[Dataset items]
-------

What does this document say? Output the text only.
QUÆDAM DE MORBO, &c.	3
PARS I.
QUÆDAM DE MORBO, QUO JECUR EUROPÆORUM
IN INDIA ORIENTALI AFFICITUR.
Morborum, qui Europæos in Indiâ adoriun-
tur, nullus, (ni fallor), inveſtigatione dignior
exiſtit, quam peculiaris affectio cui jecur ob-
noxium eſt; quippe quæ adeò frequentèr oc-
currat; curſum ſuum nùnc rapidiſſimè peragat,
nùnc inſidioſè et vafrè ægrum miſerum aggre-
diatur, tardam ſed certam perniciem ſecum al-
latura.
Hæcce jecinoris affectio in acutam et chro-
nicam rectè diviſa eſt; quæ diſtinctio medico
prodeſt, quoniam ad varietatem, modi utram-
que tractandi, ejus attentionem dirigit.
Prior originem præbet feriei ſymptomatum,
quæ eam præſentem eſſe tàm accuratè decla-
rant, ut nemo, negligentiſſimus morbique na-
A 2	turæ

-------

Type the whole listing again, unaltered.

What does this document say? Output the text only.
QUÆDAM DE MORBO, &c.	3
PARS I.
QUÆDAM DE MORBO, QUO JECUR EUROPÆORUM
IN INDIA ORIENTALI AFFICITUR.
Morborum, qui Europæos in Indiâ adoriun-
tur, nullus, (ni fallor), inveſtigatione dignior
exiſtit, quam peculiaris affectio cui jecur ob-
noxium eſt; quippe quæ adeò frequentèr oc-
currat; curſum ſuum nùnc rapidiſſimè peragat,
nùnc inſidioſè et vafrè ægrum miſerum aggre-
diatur, tardam ſed certam perniciem ſecum al-
latura.
Hæcce jecinoris affectio in acutam et chro-
nicam rectè diviſa eſt; quæ diſtinctio medico
prodeſt, quoniam ad varietatem, modi utram-
que tractandi, ejus attentionem dirigit.
Prior originem præbet feriei ſymptomatum,
quæ eam præſentem eſſe tàm accuratè decla-
rant, ut nemo, negligentiſſimus morbique na-
A 2	turæ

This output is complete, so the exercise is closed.